Input records =>
──────────────────────────────

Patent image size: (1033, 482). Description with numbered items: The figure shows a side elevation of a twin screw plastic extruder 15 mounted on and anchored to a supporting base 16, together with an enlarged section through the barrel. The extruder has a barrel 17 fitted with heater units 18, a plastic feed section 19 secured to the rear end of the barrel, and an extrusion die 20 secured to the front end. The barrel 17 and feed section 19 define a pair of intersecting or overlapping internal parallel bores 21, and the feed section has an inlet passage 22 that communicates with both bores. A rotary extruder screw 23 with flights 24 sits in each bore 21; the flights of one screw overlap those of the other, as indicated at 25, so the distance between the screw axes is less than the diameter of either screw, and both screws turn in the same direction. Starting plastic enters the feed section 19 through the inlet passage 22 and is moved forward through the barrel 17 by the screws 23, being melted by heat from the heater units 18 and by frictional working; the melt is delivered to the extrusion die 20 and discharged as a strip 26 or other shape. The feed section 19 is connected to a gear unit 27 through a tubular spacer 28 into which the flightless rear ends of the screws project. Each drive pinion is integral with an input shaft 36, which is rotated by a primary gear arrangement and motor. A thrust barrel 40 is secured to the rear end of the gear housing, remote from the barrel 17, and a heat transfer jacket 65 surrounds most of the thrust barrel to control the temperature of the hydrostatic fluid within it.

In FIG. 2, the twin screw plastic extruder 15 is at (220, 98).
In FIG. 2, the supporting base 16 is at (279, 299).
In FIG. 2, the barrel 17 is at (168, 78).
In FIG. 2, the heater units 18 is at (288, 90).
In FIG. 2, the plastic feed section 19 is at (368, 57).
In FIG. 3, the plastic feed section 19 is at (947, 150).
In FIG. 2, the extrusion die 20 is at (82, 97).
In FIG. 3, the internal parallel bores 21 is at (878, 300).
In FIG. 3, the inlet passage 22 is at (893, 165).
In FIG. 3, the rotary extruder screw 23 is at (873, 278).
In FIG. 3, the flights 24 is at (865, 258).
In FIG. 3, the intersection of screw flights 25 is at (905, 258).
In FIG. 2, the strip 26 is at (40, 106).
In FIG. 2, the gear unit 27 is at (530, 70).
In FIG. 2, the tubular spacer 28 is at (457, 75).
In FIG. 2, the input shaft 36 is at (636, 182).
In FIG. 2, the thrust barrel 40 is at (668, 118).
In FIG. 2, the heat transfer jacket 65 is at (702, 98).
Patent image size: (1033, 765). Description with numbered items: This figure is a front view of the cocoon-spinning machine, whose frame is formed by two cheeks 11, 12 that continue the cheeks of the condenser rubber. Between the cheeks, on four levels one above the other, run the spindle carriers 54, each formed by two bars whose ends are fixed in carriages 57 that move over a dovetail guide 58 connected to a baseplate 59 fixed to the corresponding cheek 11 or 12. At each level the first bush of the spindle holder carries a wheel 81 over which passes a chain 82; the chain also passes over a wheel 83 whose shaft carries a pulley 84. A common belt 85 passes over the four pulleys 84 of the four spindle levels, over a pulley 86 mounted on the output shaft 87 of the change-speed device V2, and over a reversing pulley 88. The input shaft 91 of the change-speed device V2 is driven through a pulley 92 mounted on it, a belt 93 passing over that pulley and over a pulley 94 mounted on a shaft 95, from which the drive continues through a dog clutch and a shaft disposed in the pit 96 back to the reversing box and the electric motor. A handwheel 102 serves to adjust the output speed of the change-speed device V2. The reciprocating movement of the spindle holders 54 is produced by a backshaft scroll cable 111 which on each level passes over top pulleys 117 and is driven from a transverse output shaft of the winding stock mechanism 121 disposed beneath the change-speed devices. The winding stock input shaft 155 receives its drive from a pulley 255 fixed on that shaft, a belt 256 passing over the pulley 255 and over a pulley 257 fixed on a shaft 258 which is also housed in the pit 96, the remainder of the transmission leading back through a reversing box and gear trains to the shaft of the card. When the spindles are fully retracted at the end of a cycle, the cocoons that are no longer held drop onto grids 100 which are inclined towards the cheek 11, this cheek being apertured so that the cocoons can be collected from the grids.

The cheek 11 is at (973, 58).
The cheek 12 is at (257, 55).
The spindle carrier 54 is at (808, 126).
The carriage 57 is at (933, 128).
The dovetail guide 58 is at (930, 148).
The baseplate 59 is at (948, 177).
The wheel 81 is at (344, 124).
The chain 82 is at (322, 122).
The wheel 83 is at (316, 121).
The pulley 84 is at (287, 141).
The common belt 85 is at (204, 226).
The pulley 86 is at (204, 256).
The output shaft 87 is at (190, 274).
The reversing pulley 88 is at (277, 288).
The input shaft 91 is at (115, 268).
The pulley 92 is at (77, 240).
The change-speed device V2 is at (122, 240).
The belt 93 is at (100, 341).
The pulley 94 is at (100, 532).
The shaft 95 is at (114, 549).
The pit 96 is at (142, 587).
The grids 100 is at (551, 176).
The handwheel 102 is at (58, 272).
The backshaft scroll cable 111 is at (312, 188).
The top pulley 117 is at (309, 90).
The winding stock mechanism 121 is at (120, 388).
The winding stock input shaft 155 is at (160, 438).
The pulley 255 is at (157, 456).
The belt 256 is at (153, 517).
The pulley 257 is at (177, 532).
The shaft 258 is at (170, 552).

──────────────────────────────

Problem =>
Copy the records word for word, from their first line through the line that contains "In FIG. 2, the strip 26 is at (40, 106).", with both of those lines included. Give only those lines.

Response =>
Patent image size: (1033, 482). Description with numbered items: The figure shows a side elevation of a twin screw plastic extruder 15 mounted on and anchored to a supporting base 16, together with an enlarged section through the barrel. The extruder has a barrel 17 fitted with heater units 18, a plastic feed section 19 secured to the rear end of the barrel, and an extrusion die 20 secured to the front end. The barrel 17 and feed section 19 define a pair of intersecting or overlapping internal parallel bores 21, and the feed section has an inlet passage 22 that communicates with both bores. A rotary extruder screw 23 with flights 24 sits in each bore 21; the flights of one screw overlap those of the other, as indicated at 25, so the distance between the screw axes is less than the diameter of either screw, and both screws turn in the same direction. Starting plastic enters the feed section 19 through the inlet passage 22 and is moved forward through the barrel 17 by the screws 23, being melted by heat from the heater units 18 and by frictional working; the melt is delivered to the extrusion die 20 and discharged as a strip 26 or other shape. The feed section 19 is connected to a gear unit 27 through a tubular spacer 28 into which the flightless rear ends of the screws project. Each drive pinion is integral with an input shaft 36, which is rotated by a primary gear arrangement and motor. A thrust barrel 40 is secured to the rear end of the gear housing, remote from the barrel 17, and a heat transfer jacket 65 surrounds most of the thrust barrel to control the temperature of the hydrostatic fluid within it.

In FIG. 2, the twin screw plastic extruder 15 is at (220, 98).
In FIG. 2, the supporting base 16 is at (279, 299).
In FIG. 2, the barrel 17 is at (168, 78).
In FIG. 2, the heater units 18 is at (288, 90).
In FIG. 2, the plastic feed section 19 is at (368, 57).
In FIG. 3, the plastic feed section 19 is at (947, 150).
In FIG. 2, the extrusion die 20 is at (82, 97).
In FIG. 3, the internal parallel bores 21 is at (878, 300).
In FIG. 3, the inlet passage 22 is at (893, 165).
In FIG. 3, the rotary extruder screw 23 is at (873, 278).
In FIG. 3, the flights 24 is at (865, 258).
In FIG. 3, the intersection of screw flights 25 is at (905, 258).
In FIG. 2, the strip 26 is at (40, 106).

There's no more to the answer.